* **Entries from a visual dataset**
——————

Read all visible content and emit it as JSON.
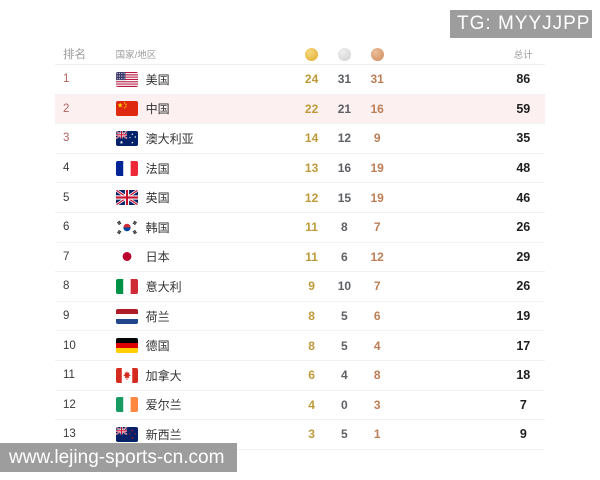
{
  "badges": {
    "tg": "TG: MYYJJPP",
    "site": "www.lejing-sports-cn.com"
  },
  "colors": {
    "badge_bg": "#9d9d9d",
    "gold_num": "#bf9a3a",
    "silver_num": "#5d6065",
    "bronze_num": "#bd7e56",
    "total_num": "#1f1f1f",
    "rank_top3": "#b3635f",
    "rank_normal": "#3a3a3a",
    "highlight_row_bg": "#fcf0f1"
  },
  "table": {
    "headers": {
      "rank": "排名",
      "country": "国家/地区",
      "total": "总计",
      "medal_icons": [
        "gold-medal-icon",
        "silver-medal-icon",
        "bronze-medal-icon"
      ]
    },
    "rows": [
      {
        "rank": 1,
        "flag": "us",
        "country": "美国",
        "gold": 24,
        "silver": 31,
        "bronze": 31,
        "total": 86,
        "highlight": false
      },
      {
        "rank": 2,
        "flag": "cn",
        "country": "中国",
        "gold": 22,
        "silver": 21,
        "bronze": 16,
        "total": 59,
        "highlight": true
      },
      {
        "rank": 3,
        "flag": "au",
        "country": "澳大利亚",
        "gold": 14,
        "silver": 12,
        "bronze": 9,
        "total": 35,
        "highlight": false
      },
      {
        "rank": 4,
        "flag": "fr",
        "country": "法国",
        "gold": 13,
        "silver": 16,
        "bronze": 19,
        "total": 48,
        "highlight": false
      },
      {
        "rank": 5,
        "flag": "gb",
        "country": "英国",
        "gold": 12,
        "silver": 15,
        "bronze": 19,
        "total": 46,
        "highlight": false
      },
      {
        "rank": 6,
        "flag": "kr",
        "country": "韩国",
        "gold": 11,
        "silver": 8,
        "bronze": 7,
        "total": 26,
        "highlight": false
      },
      {
        "rank": 7,
        "flag": "jp",
        "country": "日本",
        "gold": 11,
        "silver": 6,
        "bronze": 12,
        "total": 29,
        "highlight": false
      },
      {
        "rank": 8,
        "flag": "it",
        "country": "意大利",
        "gold": 9,
        "silver": 10,
        "bronze": 7,
        "total": 26,
        "highlight": false
      },
      {
        "rank": 9,
        "flag": "nl",
        "country": "荷兰",
        "gold": 8,
        "silver": 5,
        "bronze": 6,
        "total": 19,
        "highlight": false
      },
      {
        "rank": 10,
        "flag": "de",
        "country": "德国",
        "gold": 8,
        "silver": 5,
        "bronze": 4,
        "total": 17,
        "highlight": false
      },
      {
        "rank": 11,
        "flag": "ca",
        "country": "加拿大",
        "gold": 6,
        "silver": 4,
        "bronze": 8,
        "total": 18,
        "highlight": false
      },
      {
        "rank": 12,
        "flag": "ie",
        "country": "爱尔兰",
        "gold": 4,
        "silver": 0,
        "bronze": 3,
        "total": 7,
        "highlight": false
      },
      {
        "rank": 13,
        "flag": "nz",
        "country": "新西兰",
        "gold": 3,
        "silver": 5,
        "bronze": 1,
        "total": 9,
        "highlight": false
      }
    ]
  }
}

——————

* **WHAT IS REQUIRED**
Copy all the entries word for word. Omit any pictures.

* **REPLY**
Read all visible content and emit it as JSON.
{
  "badges": {
    "tg": "TG: MYYJJPP",
    "site": "www.lejing-sports-cn.com"
  },
  "colors": {
    "badge_bg": "#9d9d9d",
    "gold_num": "#bf9a3a",
    "silver_num": "#5d6065",
    "bronze_num": "#bd7e56",
    "total_num": "#1f1f1f",
    "rank_top3": "#b3635f",
    "rank_normal": "#3a3a3a",
    "highlight_row_bg": "#fcf0f1"
  },
  "table": {
    "headers": {
      "rank": "排名",
      "country": "国家/地区",
      "total": "总计",
      "medal_icons": [
        "gold-medal-icon",
        "silver-medal-icon",
        "bronze-medal-icon"
      ]
    },
    "rows": [
      {
        "rank": 1,
        "flag": "us",
        "country": "美国",
        "gold": 24,
        "silver": 31,
        "bronze": 31,
        "total": 86,
        "highlight": false
      },
      {
        "rank": 2,
        "flag": "cn",
        "country": "中国",
        "gold": 22,
        "silver": 21,
        "bronze": 16,
        "total": 59,
        "highlight": true
      },
      {
        "rank": 3,
        "flag": "au",
        "country": "澳大利亚",
        "gold": 14,
        "silver": 12,
        "bronze": 9,
        "total": 35,
        "highlight": false
      },
      {
        "rank": 4,
        "flag": "fr",
        "country": "法国",
        "gold": 13,
        "silver": 16,
        "bronze": 19,
        "total": 48,
        "highlight": false
      },
      {
        "rank": 5,
        "flag": "gb",
        "country": "英国",
        "gold": 12,
        "silver": 15,
        "bronze": 19,
        "total": 46,
        "highlight": false
      },
      {
        "rank": 6,
        "flag": "kr",
        "country": "韩国",
        "gold": 11,
        "silver": 8,
        "bronze": 7,
        "total": 26,
        "highlight": false
      },
      {
        "rank": 7,
        "flag": "jp",
        "country": "日本",
        "gold": 11,
        "silver": 6,
        "bronze": 12,
        "total": 29,
        "highlight": false
      },
      {
        "rank": 8,
        "flag": "it",
        "country": "意大利",
        "gold": 9,
        "silver": 10,
        "bronze": 7,
        "total": 26,
        "highlight": false
      },
      {
        "rank": 9,
        "flag": "nl",
        "country": "荷兰",
        "gold": 8,
        "silver": 5,
        "bronze": 6,
        "total": 19,
        "highlight": false
      },
      {
        "rank": 10,
        "flag": "de",
        "country": "德国",
        "gold": 8,
        "silver": 5,
        "bronze": 4,
        "total": 17,
        "highlight": false
      },
      {
        "rank": 11,
        "flag": "ca",
        "country": "加拿大",
        "gold": 6,
        "silver": 4,
        "bronze": 8,
        "total": 18,
        "highlight": false
      },
      {
        "rank": 12,
        "flag": "ie",
        "country": "爱尔兰",
        "gold": 4,
        "silver": 0,
        "bronze": 3,
        "total": 7,
        "highlight": false
      },
      {
        "rank": 13,
        "flag": "nz",
        "country": "新西兰",
        "gold": 3,
        "silver": 5,
        "bronze": 1,
        "total": 9,
        "highlight": false
      }
    ]
  }
}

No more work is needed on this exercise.